#### TASK INPUTS ####
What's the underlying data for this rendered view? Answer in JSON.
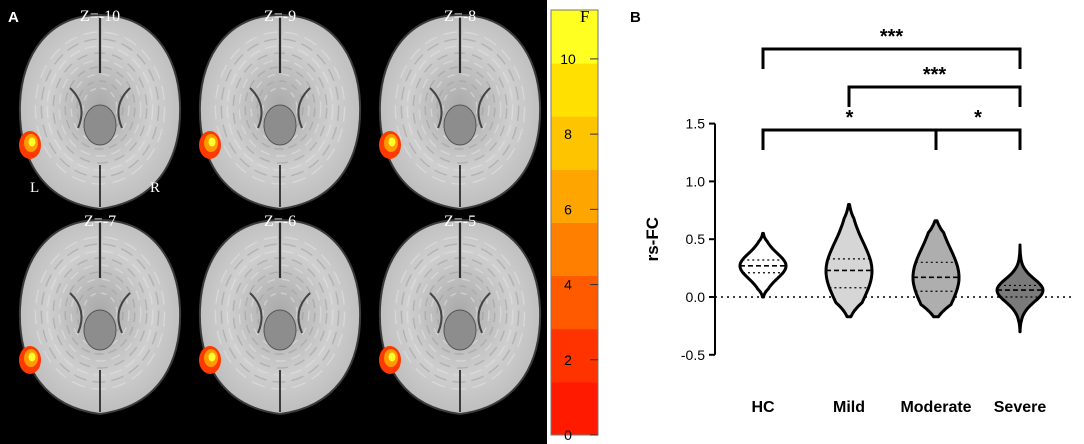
{
  "panel_a": {
    "label": "A",
    "slices": [
      {
        "z": "Z=-10",
        "blob_upper": true
      },
      {
        "z": "Z=-9",
        "blob_upper": true
      },
      {
        "z": "Z=-8",
        "blob_upper": true
      },
      {
        "z": "Z=-7",
        "blob_upper": false
      },
      {
        "z": "Z=-6",
        "blob_upper": false
      },
      {
        "z": "Z=-5",
        "blob_upper": false
      }
    ],
    "left_marker": "L",
    "right_marker": "R",
    "colorbar": {
      "title": "F",
      "ticks": [
        "0",
        "2",
        "4",
        "6",
        "8",
        "10"
      ],
      "min": 0,
      "max": 11.3,
      "colors": [
        "#ff1a00",
        "#ff3300",
        "#ff5a00",
        "#ff8000",
        "#ffa500",
        "#ffc400",
        "#ffe000",
        "#ffff22"
      ]
    }
  },
  "panel_b": {
    "label": "B",
    "significance": [
      {
        "from": "HC",
        "to": "Severe",
        "label": "***",
        "level": 1
      },
      {
        "from": "Mild",
        "to": "Severe",
        "label": "***",
        "level": 2
      },
      {
        "from": "HC",
        "to": "Moderate",
        "label": "*",
        "level": 3
      },
      {
        "from": "Moderate",
        "to": "Severe",
        "label": "*",
        "level": 3
      }
    ]
  },
  "chart_data": {
    "type": "violin",
    "title": "",
    "xlabel": "",
    "ylabel": "rs-FC",
    "ylim": [
      -0.5,
      1.5
    ],
    "yticks": [
      "-0.5",
      "0.0",
      "0.5",
      "1.0",
      "1.5"
    ],
    "categories": [
      "HC",
      "Mild",
      "Moderate",
      "Severe"
    ],
    "groups": [
      {
        "name": "HC",
        "min": 0.0,
        "max": 0.55,
        "q1": 0.21,
        "median": 0.27,
        "q3": 0.32,
        "fill": "#ffffff"
      },
      {
        "name": "Mild",
        "min": -0.17,
        "max": 0.8,
        "q1": 0.08,
        "median": 0.23,
        "q3": 0.33,
        "fill": "#d6d6d6"
      },
      {
        "name": "Moderate",
        "min": -0.17,
        "max": 0.66,
        "q1": 0.05,
        "median": 0.17,
        "q3": 0.3,
        "fill": "#aeaeae"
      },
      {
        "name": "Severe",
        "min": -0.3,
        "max": 0.45,
        "q1": 0.0,
        "median": 0.06,
        "q3": 0.1,
        "fill": "#7a7a7a"
      }
    ],
    "reference_line": 0.0
  }
}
####
- WORK TO BE COMPLETED
Copy the data word for word. Pictures do not go in the copy.

- SOLUTION TO THIS TASK
What's the underlying data for this rendered view? Answer in JSON.
{
  "panel_a": {
    "label": "A",
    "slices": [
      {
        "z": "Z=-10",
        "blob_upper": true
      },
      {
        "z": "Z=-9",
        "blob_upper": true
      },
      {
        "z": "Z=-8",
        "blob_upper": true
      },
      {
        "z": "Z=-7",
        "blob_upper": false
      },
      {
        "z": "Z=-6",
        "blob_upper": false
      },
      {
        "z": "Z=-5",
        "blob_upper": false
      }
    ],
    "left_marker": "L",
    "right_marker": "R",
    "colorbar": {
      "title": "F",
      "ticks": [
        "0",
        "2",
        "4",
        "6",
        "8",
        "10"
      ],
      "min": 0,
      "max": 11.3,
      "colors": [
        "#ff1a00",
        "#ff3300",
        "#ff5a00",
        "#ff8000",
        "#ffa500",
        "#ffc400",
        "#ffe000",
        "#ffff22"
      ]
    }
  },
  "panel_b": {
    "label": "B",
    "significance": [
      {
        "from": "HC",
        "to": "Severe",
        "label": "***",
        "level": 1
      },
      {
        "from": "Mild",
        "to": "Severe",
        "label": "***",
        "level": 2
      },
      {
        "from": "HC",
        "to": "Moderate",
        "label": "*",
        "level": 3
      },
      {
        "from": "Moderate",
        "to": "Severe",
        "label": "*",
        "level": 3
      }
    ]
  },
  "chart_data": {
    "type": "violin",
    "title": "",
    "xlabel": "",
    "ylabel": "rs-FC",
    "ylim": [
      -0.5,
      1.5
    ],
    "yticks": [
      "-0.5",
      "0.0",
      "0.5",
      "1.0",
      "1.5"
    ],
    "categories": [
      "HC",
      "Mild",
      "Moderate",
      "Severe"
    ],
    "groups": [
      {
        "name": "HC",
        "min": 0.0,
        "max": 0.55,
        "q1": 0.21,
        "median": 0.27,
        "q3": 0.32,
        "fill": "#ffffff"
      },
      {
        "name": "Mild",
        "min": -0.17,
        "max": 0.8,
        "q1": 0.08,
        "median": 0.23,
        "q3": 0.33,
        "fill": "#d6d6d6"
      },
      {
        "name": "Moderate",
        "min": -0.17,
        "max": 0.66,
        "q1": 0.05,
        "median": 0.17,
        "q3": 0.3,
        "fill": "#aeaeae"
      },
      {
        "name": "Severe",
        "min": -0.3,
        "max": 0.45,
        "q1": 0.0,
        "median": 0.06,
        "q3": 0.1,
        "fill": "#7a7a7a"
      }
    ],
    "reference_line": 0.0
  }
}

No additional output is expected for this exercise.